_Aim of the exercise_. Each line of the material that includes the string "pharmacy" counts once; report the total and nothing further.

_Records shown_.
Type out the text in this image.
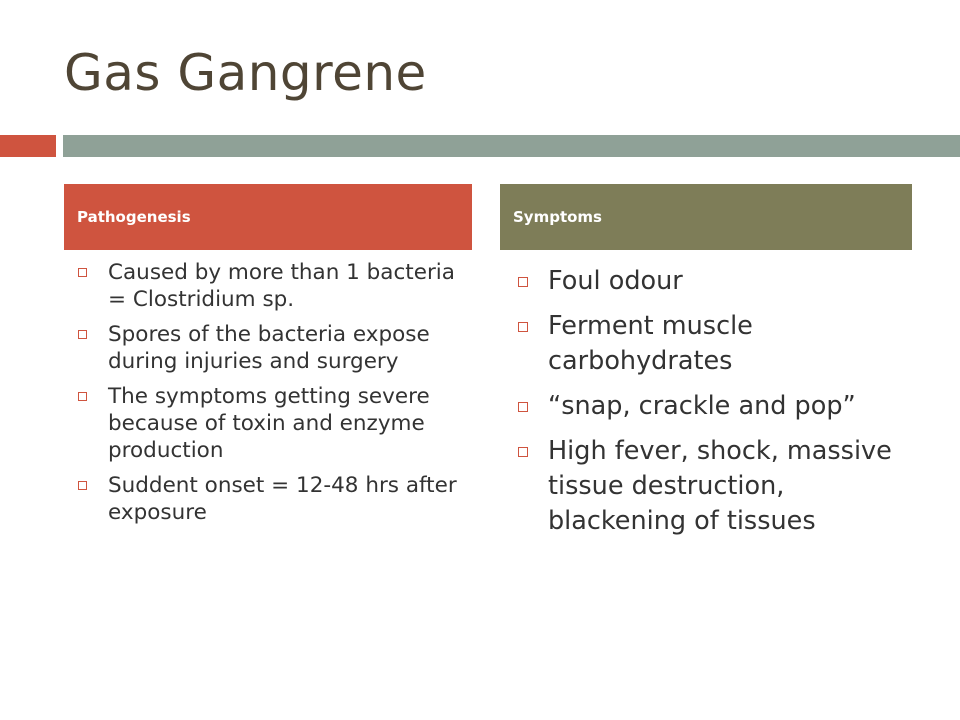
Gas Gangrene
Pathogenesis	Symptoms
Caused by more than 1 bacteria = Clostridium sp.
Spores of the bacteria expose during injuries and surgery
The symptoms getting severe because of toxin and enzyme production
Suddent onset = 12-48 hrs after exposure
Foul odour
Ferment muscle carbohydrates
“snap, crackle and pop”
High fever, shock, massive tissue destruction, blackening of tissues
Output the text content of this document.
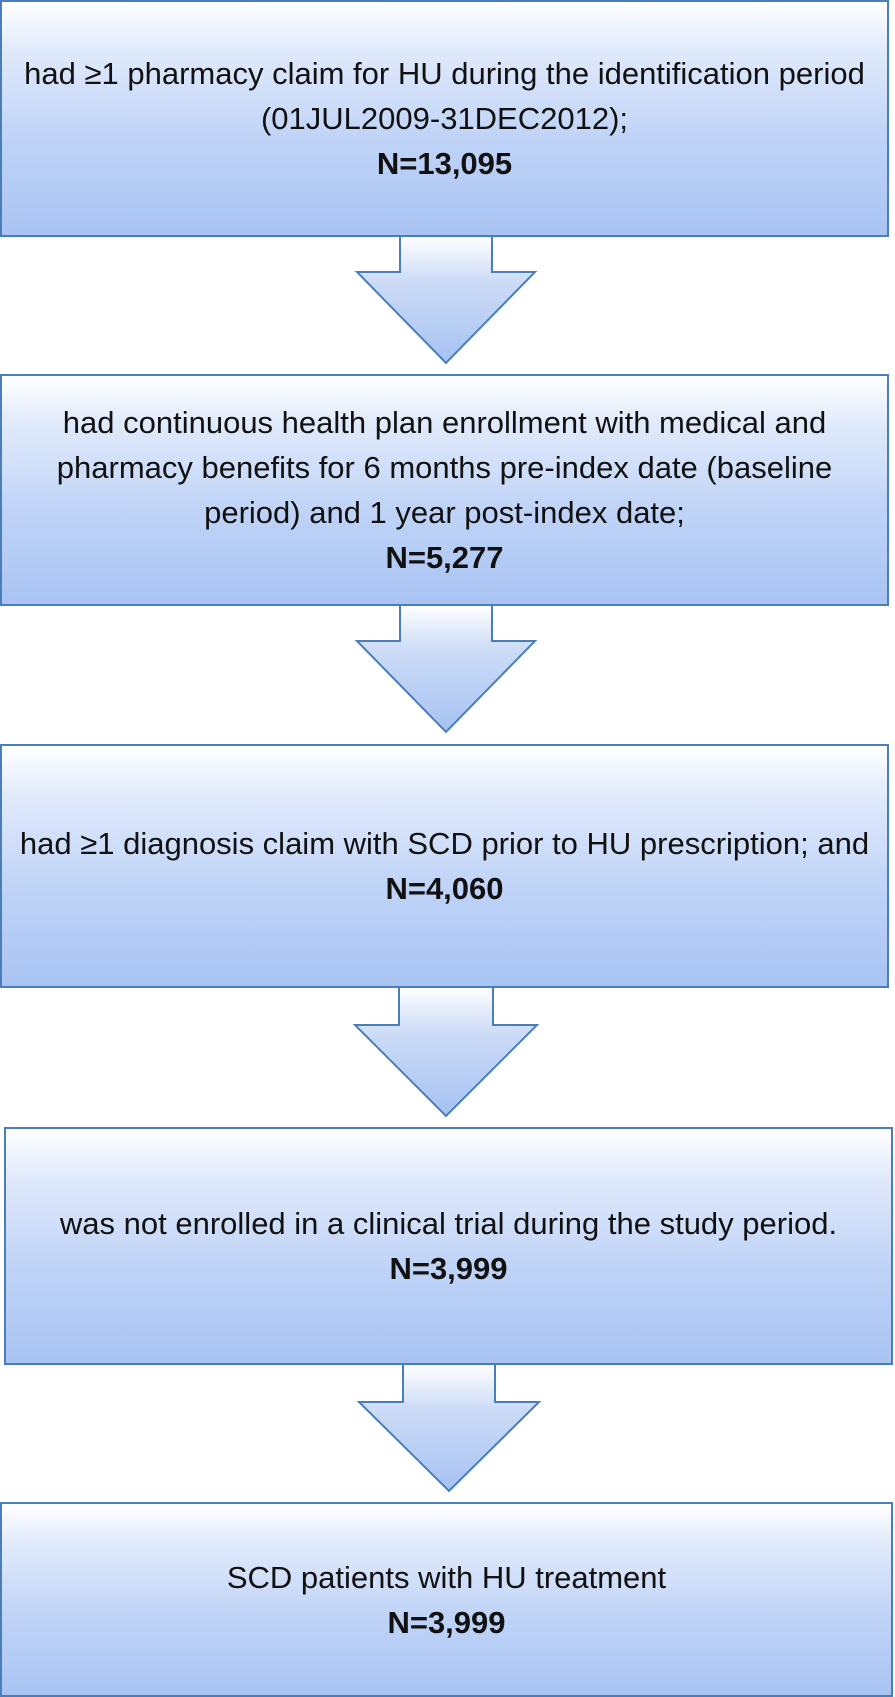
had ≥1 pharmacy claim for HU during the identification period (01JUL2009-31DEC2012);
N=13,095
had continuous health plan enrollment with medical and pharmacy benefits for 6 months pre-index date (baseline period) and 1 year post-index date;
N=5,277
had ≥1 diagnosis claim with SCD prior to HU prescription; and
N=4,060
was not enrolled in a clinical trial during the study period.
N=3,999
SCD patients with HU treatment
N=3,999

_Written solution_. 2